> Goal: Identify all lines in the data containing the string "våra". Copy them out.

> Material provided:
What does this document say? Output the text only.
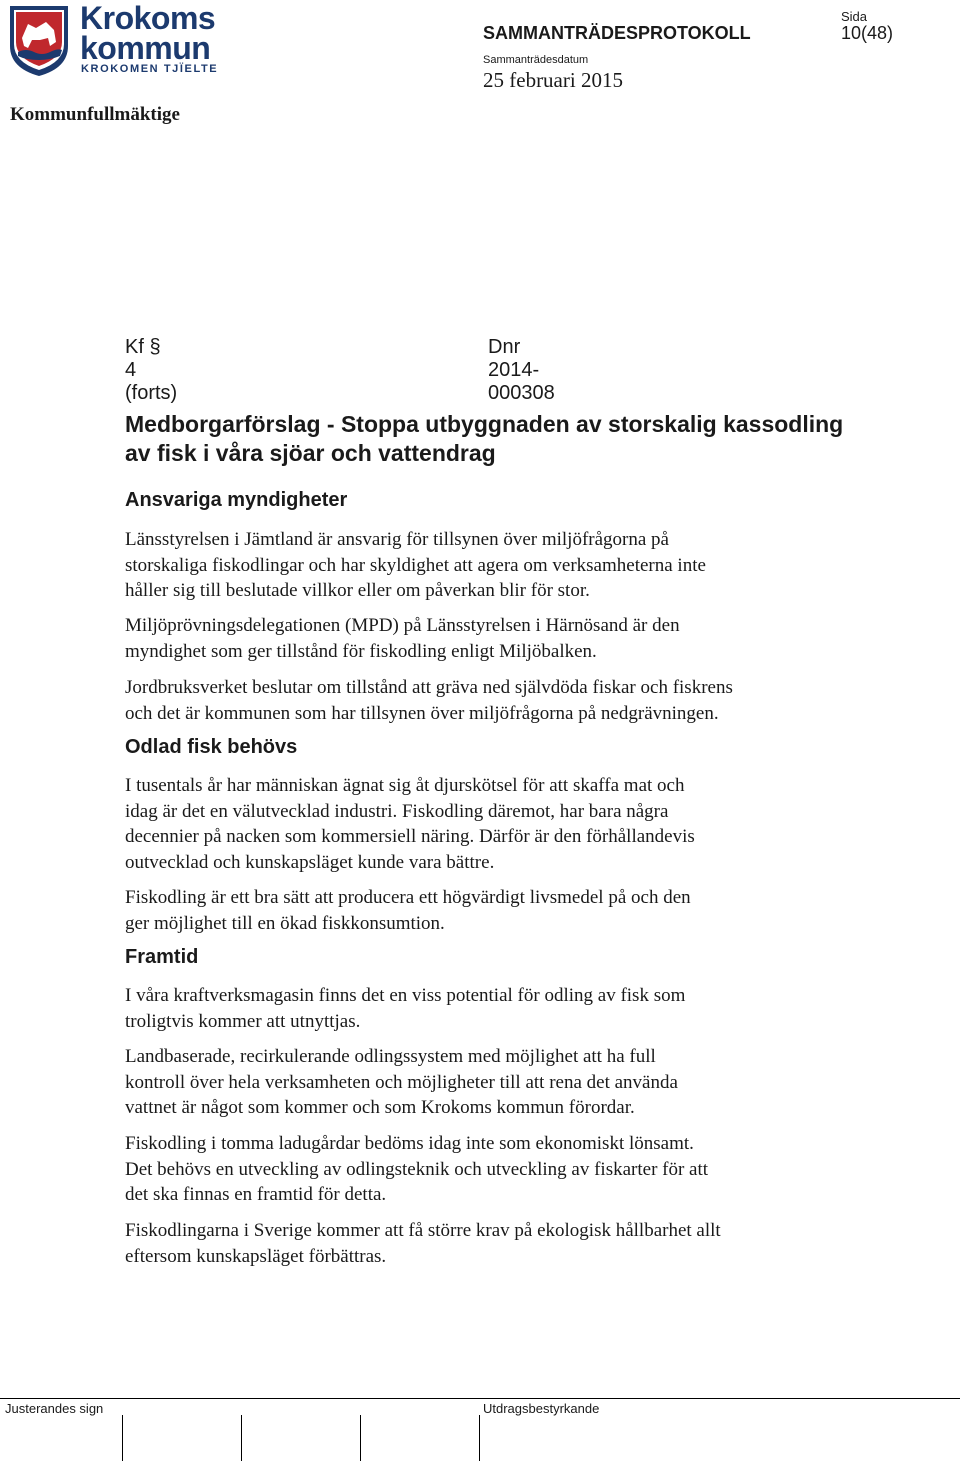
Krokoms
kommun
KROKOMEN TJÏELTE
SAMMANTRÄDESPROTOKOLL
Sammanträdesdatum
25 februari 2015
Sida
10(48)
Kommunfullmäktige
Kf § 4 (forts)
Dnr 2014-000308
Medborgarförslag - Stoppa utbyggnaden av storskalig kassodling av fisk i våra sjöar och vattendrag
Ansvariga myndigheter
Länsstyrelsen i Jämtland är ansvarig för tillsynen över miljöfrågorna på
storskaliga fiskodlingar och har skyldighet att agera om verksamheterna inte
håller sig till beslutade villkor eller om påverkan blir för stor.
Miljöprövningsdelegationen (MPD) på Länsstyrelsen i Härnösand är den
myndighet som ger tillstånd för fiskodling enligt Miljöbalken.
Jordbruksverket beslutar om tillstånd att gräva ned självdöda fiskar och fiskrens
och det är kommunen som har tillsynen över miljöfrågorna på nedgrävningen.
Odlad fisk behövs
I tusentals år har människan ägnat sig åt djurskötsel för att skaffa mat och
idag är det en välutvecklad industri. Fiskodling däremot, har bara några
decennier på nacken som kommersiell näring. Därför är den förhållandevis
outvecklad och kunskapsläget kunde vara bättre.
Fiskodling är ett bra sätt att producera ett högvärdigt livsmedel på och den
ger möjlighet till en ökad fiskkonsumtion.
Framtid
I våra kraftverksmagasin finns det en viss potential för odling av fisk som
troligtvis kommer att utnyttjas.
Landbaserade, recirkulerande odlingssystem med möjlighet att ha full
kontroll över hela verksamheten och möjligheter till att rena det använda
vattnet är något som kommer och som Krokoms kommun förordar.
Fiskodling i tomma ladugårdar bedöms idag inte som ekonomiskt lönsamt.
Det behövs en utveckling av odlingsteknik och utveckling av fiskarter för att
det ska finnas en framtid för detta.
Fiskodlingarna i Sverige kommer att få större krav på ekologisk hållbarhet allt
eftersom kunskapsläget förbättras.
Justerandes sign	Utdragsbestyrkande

--

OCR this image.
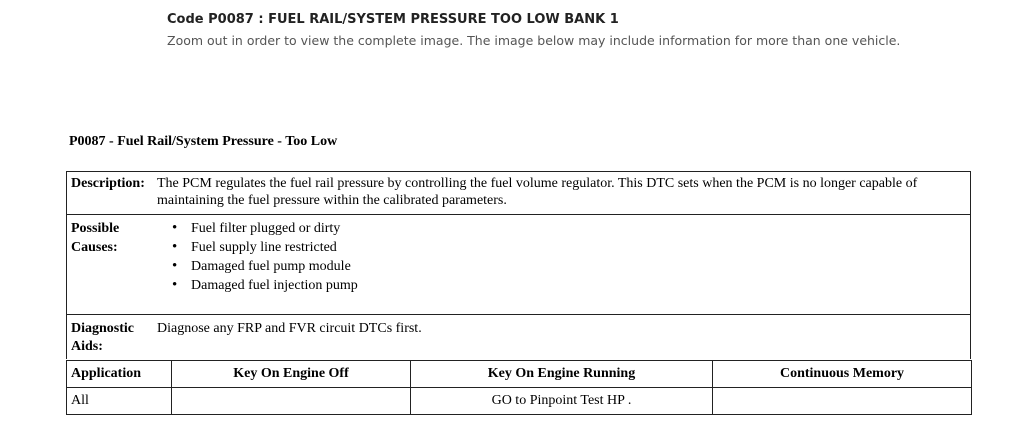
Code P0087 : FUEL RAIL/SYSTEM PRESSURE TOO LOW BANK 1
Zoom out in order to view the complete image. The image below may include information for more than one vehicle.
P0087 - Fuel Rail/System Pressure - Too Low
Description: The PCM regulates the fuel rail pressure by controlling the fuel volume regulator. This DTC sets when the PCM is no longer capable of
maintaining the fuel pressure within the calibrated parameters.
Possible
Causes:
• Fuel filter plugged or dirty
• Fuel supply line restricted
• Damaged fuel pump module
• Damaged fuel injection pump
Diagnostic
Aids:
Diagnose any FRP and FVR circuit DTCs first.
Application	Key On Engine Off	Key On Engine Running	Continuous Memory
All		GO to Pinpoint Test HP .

> Result below:
Medborgarförslag - Stoppa utbyggnaden av storskalig kassodling av fisk i våra sjöar och vattendrag
I våra kraftverksmagasin finns det en viss potential för odling av fisk som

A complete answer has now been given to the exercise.